= Beginning of Section =

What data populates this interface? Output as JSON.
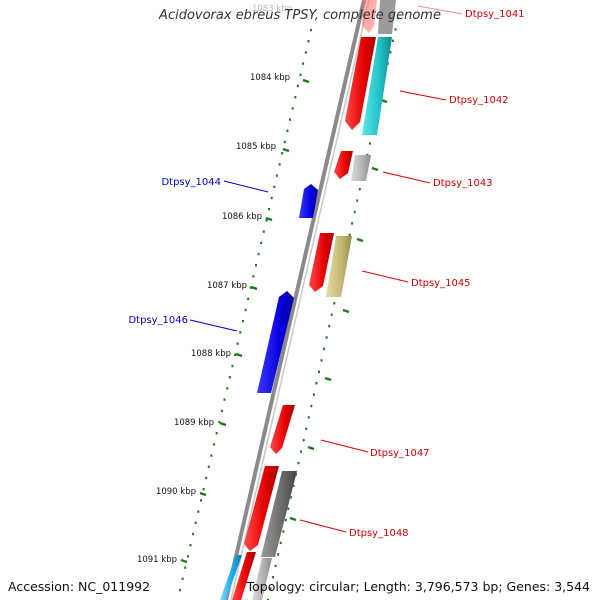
{
  "title": "Acidovorax ebreus TPSY, complete genome",
  "accession_label": "Accession: NC_011992",
  "topology_label": "Topology: circular; Length: 3,796,573 bp; Genes: 3,544",
  "colors": {
    "backbone": "#7a7a7a",
    "tick": "#1e7a1e",
    "label_forward": "#0000cc",
    "label_reverse": "#cc0000",
    "leader_forward": "#0000cc",
    "leader_reverse": "#dd0000"
  },
  "kbp_ticks": [
    "1083 kbp",
    "1084 kbp",
    "1085 kbp",
    "1086 kbp",
    "1087 kbp",
    "1088 kbp",
    "1089 kbp",
    "1090 kbp",
    "1091 kbp"
  ],
  "gene_labels": [
    {
      "name": "Dtpsy_1041",
      "strand": "reverse"
    },
    {
      "name": "Dtpsy_1042",
      "strand": "reverse"
    },
    {
      "name": "Dtpsy_1043",
      "strand": "reverse"
    },
    {
      "name": "Dtpsy_1044",
      "strand": "forward"
    },
    {
      "name": "Dtpsy_1045",
      "strand": "reverse"
    },
    {
      "name": "Dtpsy_1046",
      "strand": "forward"
    },
    {
      "name": "Dtpsy_1047",
      "strand": "reverse"
    },
    {
      "name": "Dtpsy_1048",
      "strand": "reverse"
    }
  ],
  "feature_colors": {
    "gene_forward": "#0a00e6",
    "gene_reverse": "#ee0000",
    "cds_cyan": "#1fc8cc",
    "cds_gray": "#b4b4b4",
    "cds_khaki": "#c9bd7a",
    "cds_dark": "#6e6e6e",
    "cds_blue": "#18a8e8"
  }
}
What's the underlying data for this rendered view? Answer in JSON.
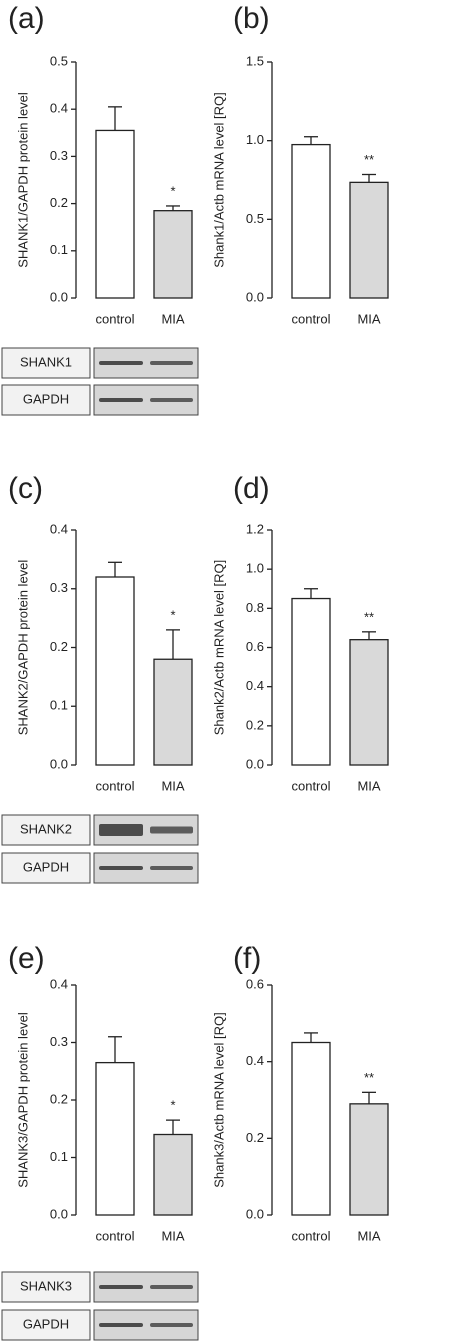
{
  "chart_data": [
    {
      "type": "bar",
      "panel_label": "(a)",
      "ylabel": "SHANK1/GAPDH protein level",
      "categories": [
        "control",
        "MIA"
      ],
      "values": [
        0.355,
        0.185
      ],
      "errors": [
        0.05,
        0.01
      ],
      "colors": [
        "#ffffff",
        "#d9d9d9"
      ],
      "annotations": [
        null,
        "*"
      ],
      "ylim": [
        0,
        0.5
      ],
      "yticks": [
        {
          "value": 0,
          "label": "0.0"
        },
        0.1,
        0.2,
        0.3,
        0.4,
        0.5
      ]
    },
    {
      "type": "bar",
      "panel_label": "(b)",
      "ylabel": "Shank1/Actb mRNA level [RQ]",
      "categories": [
        "control",
        "MIA"
      ],
      "values": [
        0.975,
        0.735
      ],
      "errors": [
        0.05,
        0.05
      ],
      "colors": [
        "#ffffff",
        "#d9d9d9"
      ],
      "annotations": [
        null,
        "**"
      ],
      "ylim": [
        0,
        1.5
      ],
      "yticks": [
        {
          "value": 0,
          "label": "0.0"
        },
        0.5,
        {
          "value": 1,
          "label": "1.0"
        },
        1.5
      ]
    },
    {
      "type": "bar",
      "panel_label": "(c)",
      "ylabel": "SHANK2/GAPDH protein level",
      "categories": [
        "control",
        "MIA"
      ],
      "values": [
        0.32,
        0.18
      ],
      "errors": [
        0.025,
        0.05
      ],
      "colors": [
        "#ffffff",
        "#d9d9d9"
      ],
      "annotations": [
        null,
        "*"
      ],
      "ylim": [
        0,
        0.4
      ],
      "yticks": [
        {
          "value": 0,
          "label": "0.0"
        },
        0.1,
        0.2,
        0.3,
        0.4
      ]
    },
    {
      "type": "bar",
      "panel_label": "(d)",
      "ylabel": "Shank2/Actb mRNA level [RQ]",
      "categories": [
        "control",
        "MIA"
      ],
      "values": [
        0.85,
        0.64
      ],
      "errors": [
        0.05,
        0.04
      ],
      "colors": [
        "#ffffff",
        "#d9d9d9"
      ],
      "annotations": [
        null,
        "**"
      ],
      "ylim": [
        0,
        1.2
      ],
      "yticks": [
        {
          "value": 0,
          "label": "0.0"
        },
        0.2,
        0.4,
        0.6,
        0.8,
        {
          "value": 1,
          "label": "1.0"
        },
        1.2
      ]
    },
    {
      "type": "bar",
      "panel_label": "(e)",
      "ylabel": "SHANK3/GAPDH protein level",
      "categories": [
        "control",
        "MIA"
      ],
      "values": [
        0.265,
        0.14
      ],
      "errors": [
        0.045,
        0.025
      ],
      "colors": [
        "#ffffff",
        "#d9d9d9"
      ],
      "annotations": [
        null,
        "*"
      ],
      "ylim": [
        0,
        0.4
      ],
      "yticks": [
        {
          "value": 0,
          "label": "0.0"
        },
        0.1,
        0.2,
        0.3,
        0.4
      ]
    },
    {
      "type": "bar",
      "panel_label": "(f)",
      "ylabel": "Shank3/Actb mRNA level [RQ]",
      "categories": [
        "control",
        "MIA"
      ],
      "values": [
        0.45,
        0.29
      ],
      "errors": [
        0.025,
        0.03
      ],
      "colors": [
        "#ffffff",
        "#d9d9d9"
      ],
      "annotations": [
        null,
        "**"
      ],
      "ylim": [
        0,
        0.6
      ],
      "yticks": [
        {
          "value": 0,
          "label": "0.0"
        },
        0.2,
        0.4,
        0.6
      ]
    }
  ],
  "blots": [
    {
      "labels": [
        "SHANK1",
        "GAPDH"
      ]
    },
    {
      "labels": [
        "SHANK2",
        "GAPDH"
      ]
    },
    {
      "labels": [
        "SHANK3",
        "GAPDH"
      ]
    }
  ]
}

= End of Section =

__TRY IT__
From the first record to the last, copy everything exactly except the pictures.

__SOLUTION TO THE PROBLEM__
What data populates this interface? Output as JSON.
{
  "title": "Acidovorax ebreus TPSY, complete genome",
  "accession_label": "Accession: NC_011992",
  "topology_label": "Topology: circular; Length: 3,796,573 bp; Genes: 3,544",
  "colors": {
    "backbone": "#7a7a7a",
    "tick": "#1e7a1e",
    "label_forward": "#0000cc",
    "label_reverse": "#cc0000",
    "leader_forward": "#0000cc",
    "leader_reverse": "#dd0000"
  },
  "kbp_ticks": [
    "1083 kbp",
    "1084 kbp",
    "1085 kbp",
    "1086 kbp",
    "1087 kbp",
    "1088 kbp",
    "1089 kbp",
    "1090 kbp",
    "1091 kbp"
  ],
  "gene_labels": [
    {
      "name": "Dtpsy_1041",
      "strand": "reverse"
    },
    {
      "name": "Dtpsy_1042",
      "strand": "reverse"
    },
    {
      "name": "Dtpsy_1043",
      "strand": "reverse"
    },
    {
      "name": "Dtpsy_1044",
      "strand": "forward"
    },
    {
      "name": "Dtpsy_1045",
      "strand": "reverse"
    },
    {
      "name": "Dtpsy_1046",
      "strand": "forward"
    },
    {
      "name": "Dtpsy_1047",
      "strand": "reverse"
    },
    {
      "name": "Dtpsy_1048",
      "strand": "reverse"
    }
  ],
  "feature_colors": {
    "gene_forward": "#0a00e6",
    "gene_reverse": "#ee0000",
    "cds_cyan": "#1fc8cc",
    "cds_gray": "#b4b4b4",
    "cds_khaki": "#c9bd7a",
    "cds_dark": "#6e6e6e",
    "cds_blue": "#18a8e8"
  }
}
What's the underlying data for this rendered view? Answer in JSON.
{
  "chart_data": [
    {
      "type": "bar",
      "panel_label": "(a)",
      "ylabel": "SHANK1/GAPDH protein level",
      "categories": [
        "control",
        "MIA"
      ],
      "values": [
        0.355,
        0.185
      ],
      "errors": [
        0.05,
        0.01
      ],
      "colors": [
        "#ffffff",
        "#d9d9d9"
      ],
      "annotations": [
        null,
        "*"
      ],
      "ylim": [
        0,
        0.5
      ],
      "yticks": [
        {
          "value": 0,
          "label": "0.0"
        },
        0.1,
        0.2,
        0.3,
        0.4,
        0.5
      ]
    },
    {
      "type": "bar",
      "panel_label": "(b)",
      "ylabel": "Shank1/Actb mRNA level [RQ]",
      "categories": [
        "control",
        "MIA"
      ],
      "values": [
        0.975,
        0.735
      ],
      "errors": [
        0.05,
        0.05
      ],
      "colors": [
        "#ffffff",
        "#d9d9d9"
      ],
      "annotations": [
        null,
        "**"
      ],
      "ylim": [
        0,
        1.5
      ],
      "yticks": [
        {
          "value": 0,
          "label": "0.0"
        },
        0.5,
        {
          "value": 1,
          "label": "1.0"
        },
        1.5
      ]
    },
    {
      "type": "bar",
      "panel_label": "(c)",
      "ylabel": "SHANK2/GAPDH protein level",
      "categories": [
        "control",
        "MIA"
      ],
      "values": [
        0.32,
        0.18
      ],
      "errors": [
        0.025,
        0.05
      ],
      "colors": [
        "#ffffff",
        "#d9d9d9"
      ],
      "annotations": [
        null,
        "*"
      ],
      "ylim": [
        0,
        0.4
      ],
      "yticks": [
        {
          "value": 0,
          "label": "0.0"
        },
        0.1,
        0.2,
        0.3,
        0.4
      ]
    },
    {
      "type": "bar",
      "panel_label": "(d)",
      "ylabel": "Shank2/Actb mRNA level [RQ]",
      "categories": [
        "control",
        "MIA"
      ],
      "values": [
        0.85,
        0.64
      ],
      "errors": [
        0.05,
        0.04
      ],
      "colors": [
        "#ffffff",
        "#d9d9d9"
      ],
      "annotations": [
        null,
        "**"
      ],
      "ylim": [
        0,
        1.2
      ],
      "yticks": [
        {
          "value": 0,
          "label": "0.0"
        },
        0.2,
        0.4,
        0.6,
        0.8,
        {
          "value": 1,
          "label": "1.0"
        },
        1.2
      ]
    },
    {
      "type": "bar",
      "panel_label": "(e)",
      "ylabel": "SHANK3/GAPDH protein level",
      "categories": [
        "control",
        "MIA"
      ],
      "values": [
        0.265,
        0.14
      ],
      "errors": [
        0.045,
        0.025
      ],
      "colors": [
        "#ffffff",
        "#d9d9d9"
      ],
      "annotations": [
        null,
        "*"
      ],
      "ylim": [
        0,
        0.4
      ],
      "yticks": [
        {
          "value": 0,
          "label": "0.0"
        },
        0.1,
        0.2,
        0.3,
        0.4
      ]
    },
    {
      "type": "bar",
      "panel_label": "(f)",
      "ylabel": "Shank3/Actb mRNA level [RQ]",
      "categories": [
        "control",
        "MIA"
      ],
      "values": [
        0.45,
        0.29
      ],
      "errors": [
        0.025,
        0.03
      ],
      "colors": [
        "#ffffff",
        "#d9d9d9"
      ],
      "annotations": [
        null,
        "**"
      ],
      "ylim": [
        0,
        0.6
      ],
      "yticks": [
        {
          "value": 0,
          "label": "0.0"
        },
        0.2,
        0.4,
        0.6
      ]
    }
  ],
  "blots": [
    {
      "labels": [
        "SHANK1",
        "GAPDH"
      ]
    },
    {
      "labels": [
        "SHANK2",
        "GAPDH"
      ]
    },
    {
      "labels": [
        "SHANK3",
        "GAPDH"
      ]
    }
  ]
}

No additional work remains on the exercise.